**Task:**
Leave out the pictures and copy every record exactly.

Records
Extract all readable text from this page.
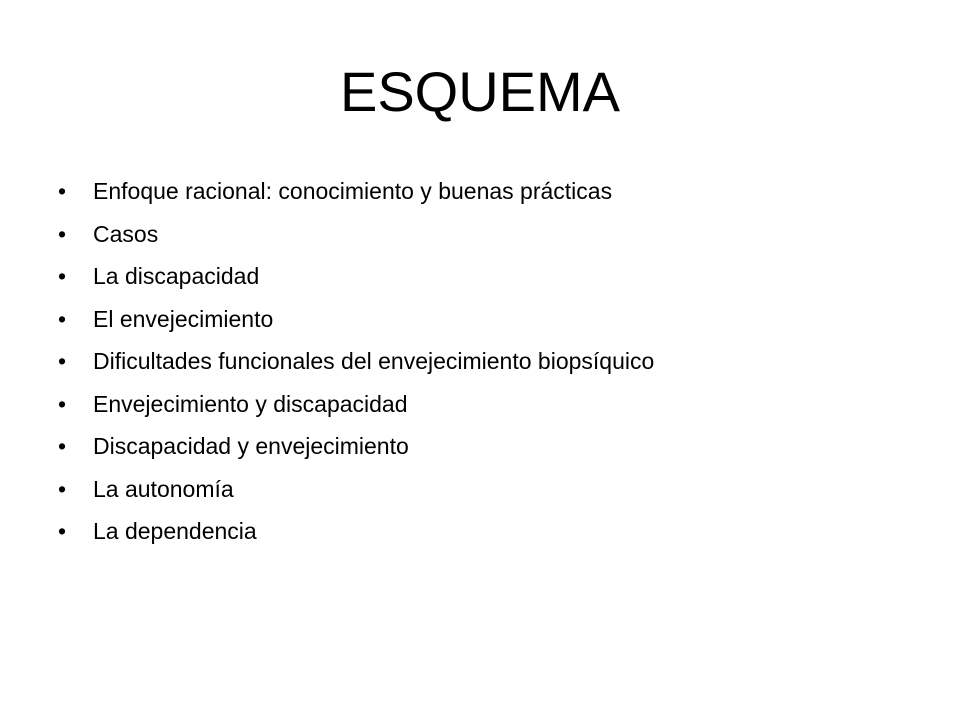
ESQUEMA
•	Enfoque racional: conocimiento y buenas prácticas
•	Casos
•	La discapacidad
•	El envejecimiento
•	Dificultades funcionales del envejecimiento biopsíquico
•	Envejecimiento y discapacidad
•	Discapacidad y envejecimiento
•	La autonomía
•	La dependencia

**Answer to this problem:**
Extract all readable text from this page.
ESQUEMA
•	Enfoque racional: conocimiento y buenas prácticas
•	Casos
•	La discapacidad
•	El envejecimiento
•	Dificultades funcionales del envejecimiento biopsíquico
•	Envejecimiento y discapacidad
•	Discapacidad y envejecimiento
•	La autonomía
•	La dependencia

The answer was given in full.